RECORDS SHOWN

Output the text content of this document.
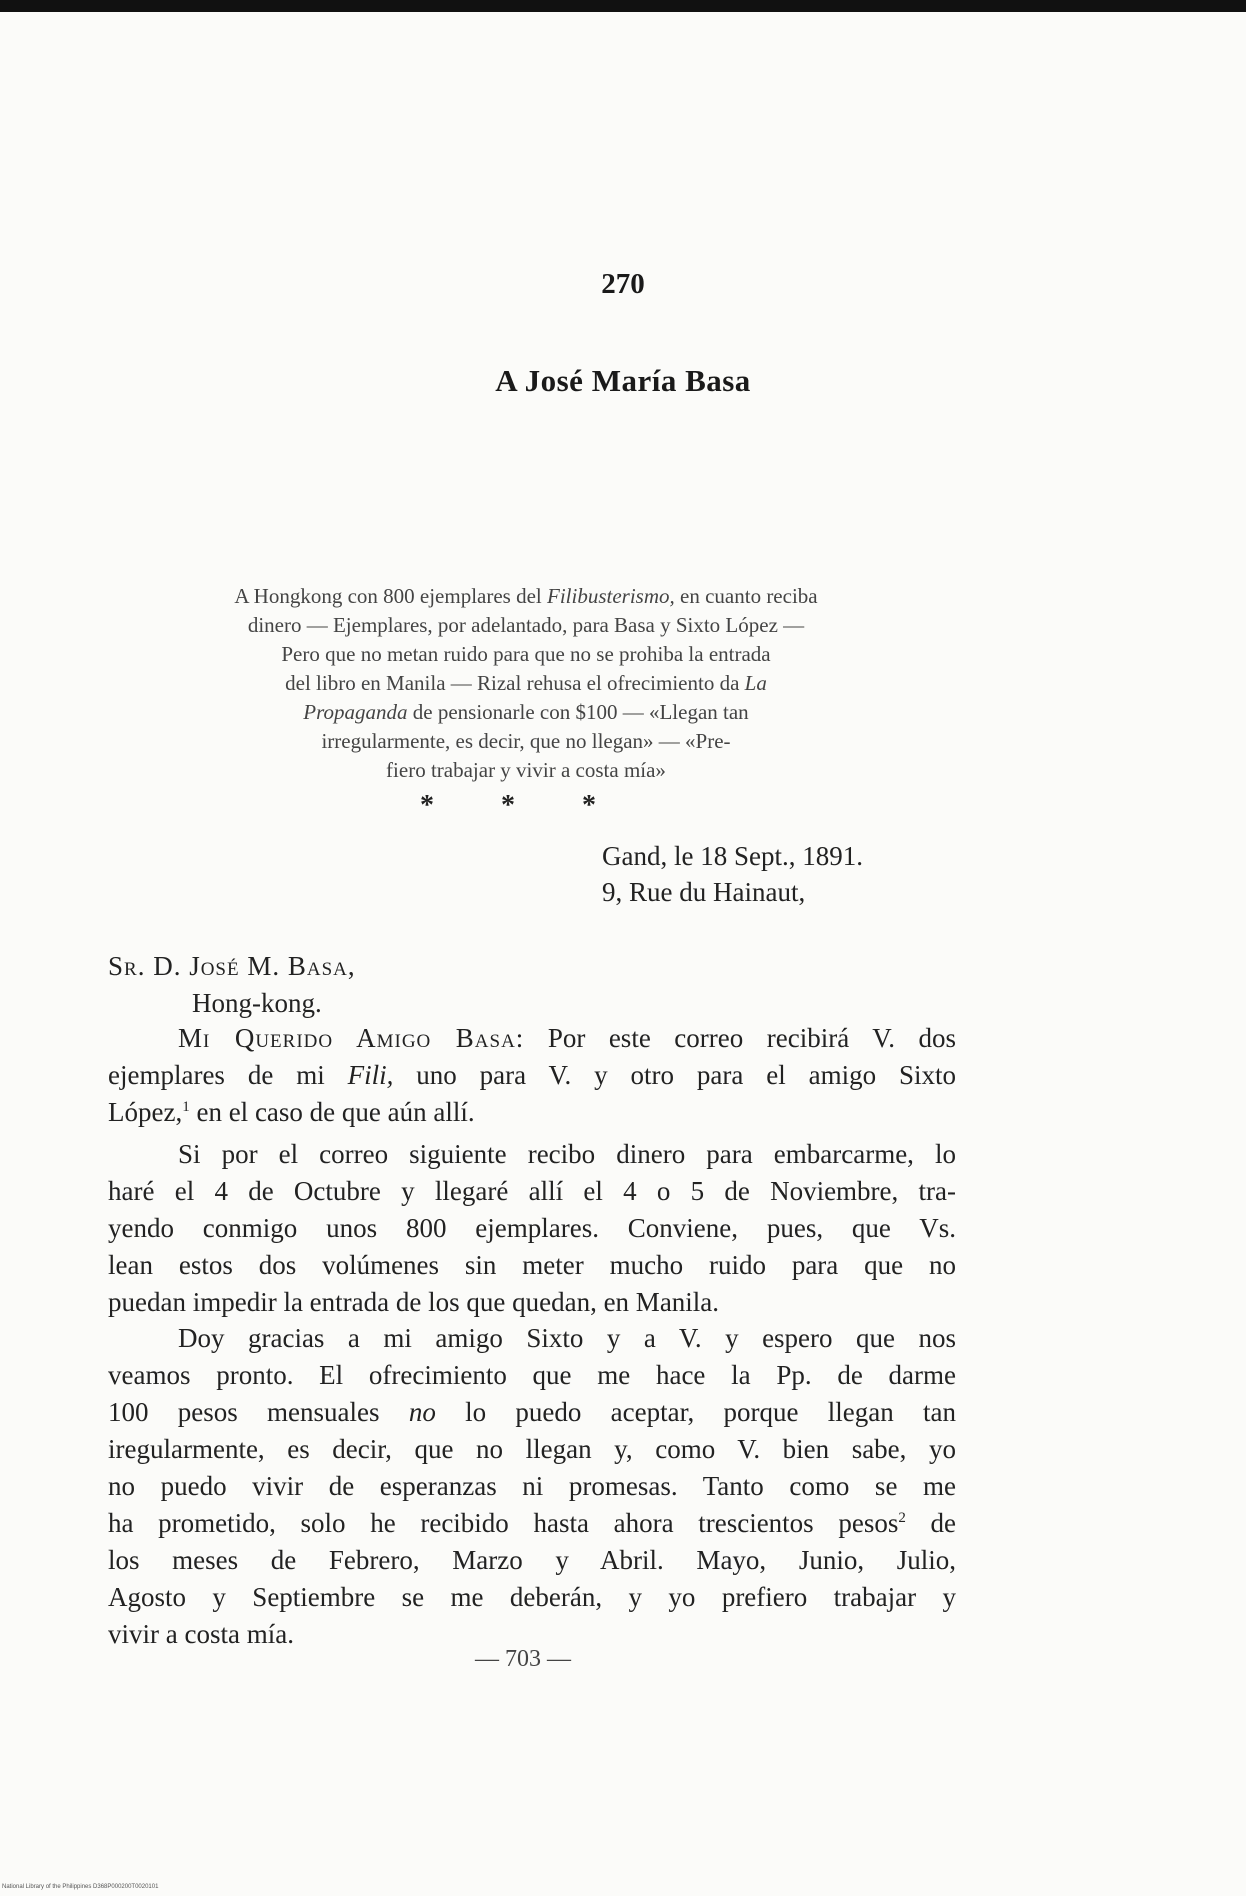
270
A José María Basa
A Hongkong con 800 ejemplares del Filibusterismo, en cuanto reciba
dinero — Ejemplares, por adelantado, para Basa y Sixto López —
Pero que no metan ruido para que no se prohiba la entrada
del libro en Manila — Rizal rehusa el ofrecimiento da La
Propaganda de pensionarle con $100 — «Llegan tan
irregularmente, es decir, que no llegan» — «Pre-
fiero trabajar y vivir a costa mía»
* * *
Gand, le 18 Sept., 1891.
9, Rue du Hainaut,
Sr. D. José M. Basa,
Hong-kong.
Mi Querido Amigo Basa: Por este correo recibirá V. dos
ejemplares de mi Fili, uno para V. y otro para el amigo Sixto
López,$^1$ en el caso de que aún allí.
Si por el correo siguiente recibo dinero para embarcarme, lo
haré el 4 de Octubre y llegaré allí el 4 o 5 de Noviembre, tra-
yendo conmigo unos 800 ejemplares. Conviene, pues, que Vs.
lean estos dos volúmenes sin meter mucho ruido para que no
puedan impedir la entrada de los que quedan, en Manila.
Doy gracias a mi amigo Sixto y a V. y espero que nos
veamos pronto. El ofrecimiento que me hace la Pp. de darme
100 pesos mensuales no lo puedo aceptar, porque llegan tan
iregularmente, es decir, que no llegan y, como V. bien sabe, yo
no puedo vivir de esperanzas ni promesas. Tanto como se me
ha prometido, solo he recibido hasta ahora trescientos pesos$^2$ de
los meses de Febrero, Marzo y Abril. Mayo, Junio, Julio,
Agosto y Septiembre se me deberán, y yo prefiero trabajar y
vivir a costa mía.
— 703 —
National Library of the Philippines D368P000200T0020101
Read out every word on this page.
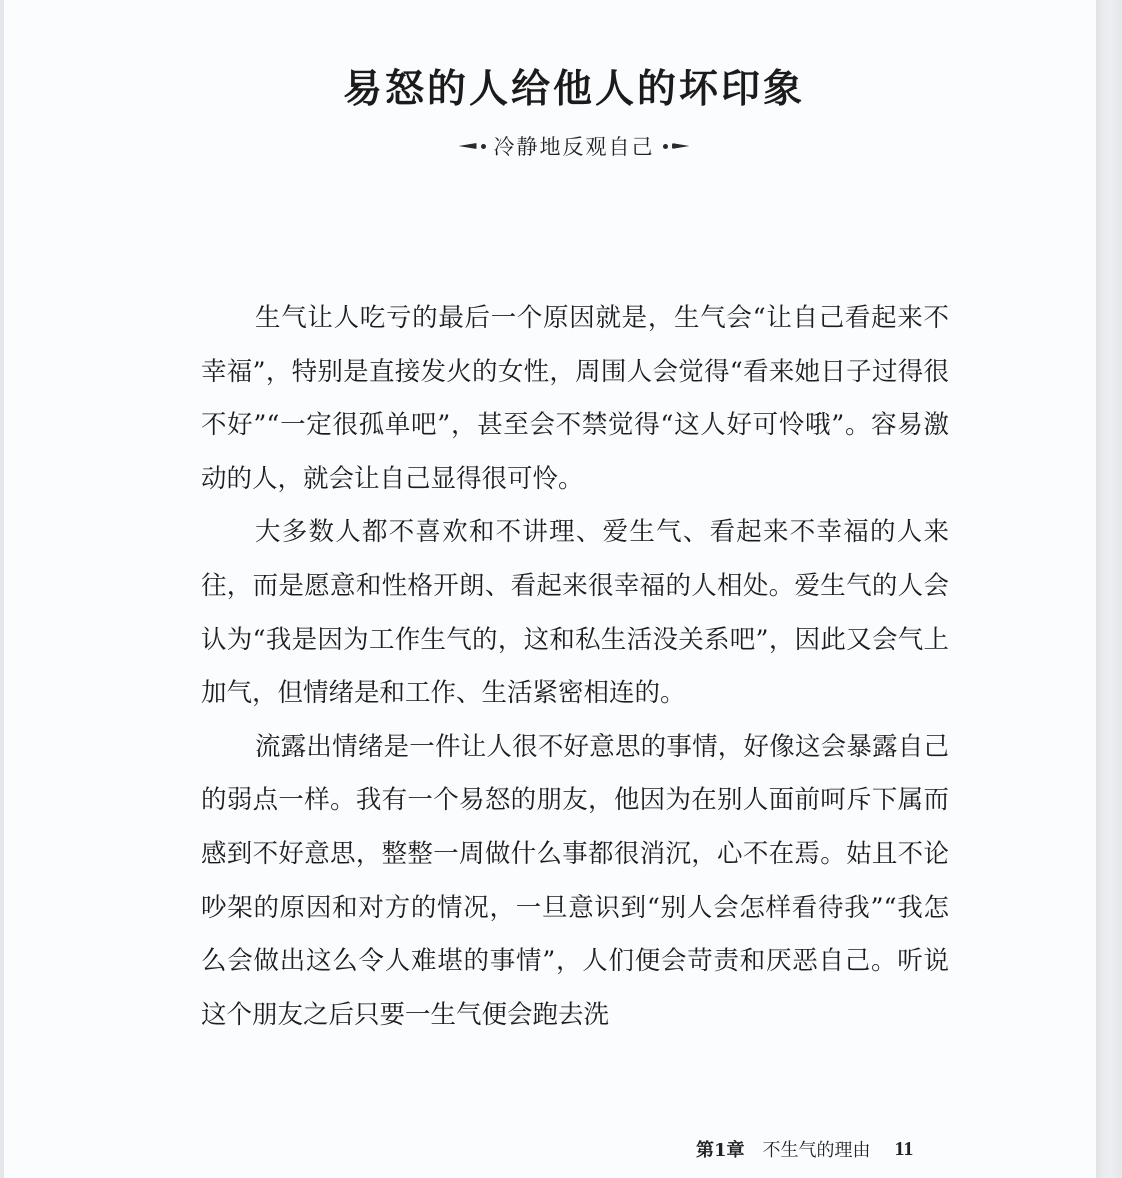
易怒的人给他人的坏印象
冷静地反观自己

生气让人吃亏的最后一个原因就是，生气会“让自己看起来不幸福”，特别是直接发火的女性，周围人会觉得“看来她日子过得很不好”“一定很孤单吧”，甚至会不禁觉得“这人好可怜哦”。容易激动的人，就会让自己显得很可怜。

大多数人都不喜欢和不讲理、爱生气、看起来不幸福的人来往，而是愿意和性格开朗、看起来很幸福的人相处。爱生气的人会认为“我是因为工作生气的，这和私生活没关系吧”，因此又会气上加气，但情绪是和工作、生活紧密相连的。

流露出情绪是一件让人很不好意思的事情，好像这会暴露自己的弱点一样。我有一个易怒的朋友，他因为在别人面前呵斥下属而感到不好意思，整整一周做什么事都很消沉，心不在焉。姑且不论吵架的原因和对方的情况，一旦意识到“别人会怎样看待我”“我怎么会做出这么令人难堪的事情”，人们便会苛责和厌恶自己。听说这个朋友之后只要一生气便会跑去洗

第1章 不生气的理由 11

EXERCISE DIRECTIONS
Copy out the records above in full, exactly as written, but not the pictures.

ANSWER TO THE EXERCISE
Output the text content of this document.
270
A José María Basa
A Hongkong con 800 ejemplares del Filibusterismo, en cuanto reciba
dinero — Ejemplares, por adelantado, para Basa y Sixto López —
Pero que no metan ruido para que no se prohiba la entrada
del libro en Manila — Rizal rehusa el ofrecimiento da La
Propaganda de pensionarle con $100 — «Llegan tan
irregularmente, es decir, que no llegan» — «Pre-
fiero trabajar y vivir a costa mía»
* * *
Gand, le 18 Sept., 1891.
9, Rue du Hainaut,
Sr. D. José M. Basa,
Hong-kong.
Mi Querido Amigo Basa: Por este correo recibirá V. dos
ejemplares de mi Fili, uno para V. y otro para el amigo Sixto
López,$^1$ en el caso de que aún allí.
Si por el correo siguiente recibo dinero para embarcarme, lo
haré el 4 de Octubre y llegaré allí el 4 o 5 de Noviembre, tra-
yendo conmigo unos 800 ejemplares. Conviene, pues, que Vs.
lean estos dos volúmenes sin meter mucho ruido para que no
puedan impedir la entrada de los que quedan, en Manila.
Doy gracias a mi amigo Sixto y a V. y espero que nos
veamos pronto. El ofrecimiento que me hace la Pp. de darme
100 pesos mensuales no lo puedo aceptar, porque llegan tan
iregularmente, es decir, que no llegan y, como V. bien sabe, yo
no puedo vivir de esperanzas ni promesas. Tanto como se me
ha prometido, solo he recibido hasta ahora trescientos pesos$^2$ de
los meses de Febrero, Marzo y Abril. Mayo, Junio, Julio,
Agosto y Septiembre se me deberán, y yo prefiero trabajar y
vivir a costa mía.
— 703 —
National Library of the Philippines D368P000200T0020101
Read out every word on this page.
易怒的人给他人的坏印象
冷静地反观自己

生气让人吃亏的最后一个原因就是，生气会“让自己看起来不幸福”，特别是直接发火的女性，周围人会觉得“看来她日子过得很不好”“一定很孤单吧”，甚至会不禁觉得“这人好可怜哦”。容易激动的人，就会让自己显得很可怜。

大多数人都不喜欢和不讲理、爱生气、看起来不幸福的人来往，而是愿意和性格开朗、看起来很幸福的人相处。爱生气的人会认为“我是因为工作生气的，这和私生活没关系吧”，因此又会气上加气，但情绪是和工作、生活紧密相连的。

流露出情绪是一件让人很不好意思的事情，好像这会暴露自己的弱点一样。我有一个易怒的朋友，他因为在别人面前呵斥下属而感到不好意思，整整一周做什么事都很消沉，心不在焉。姑且不论吵架的原因和对方的情况，一旦意识到“别人会怎样看待我”“我怎么会做出这么令人难堪的事情”，人们便会苛责和厌恶自己。听说这个朋友之后只要一生气便会跑去洗

第1章 不生气的理由 11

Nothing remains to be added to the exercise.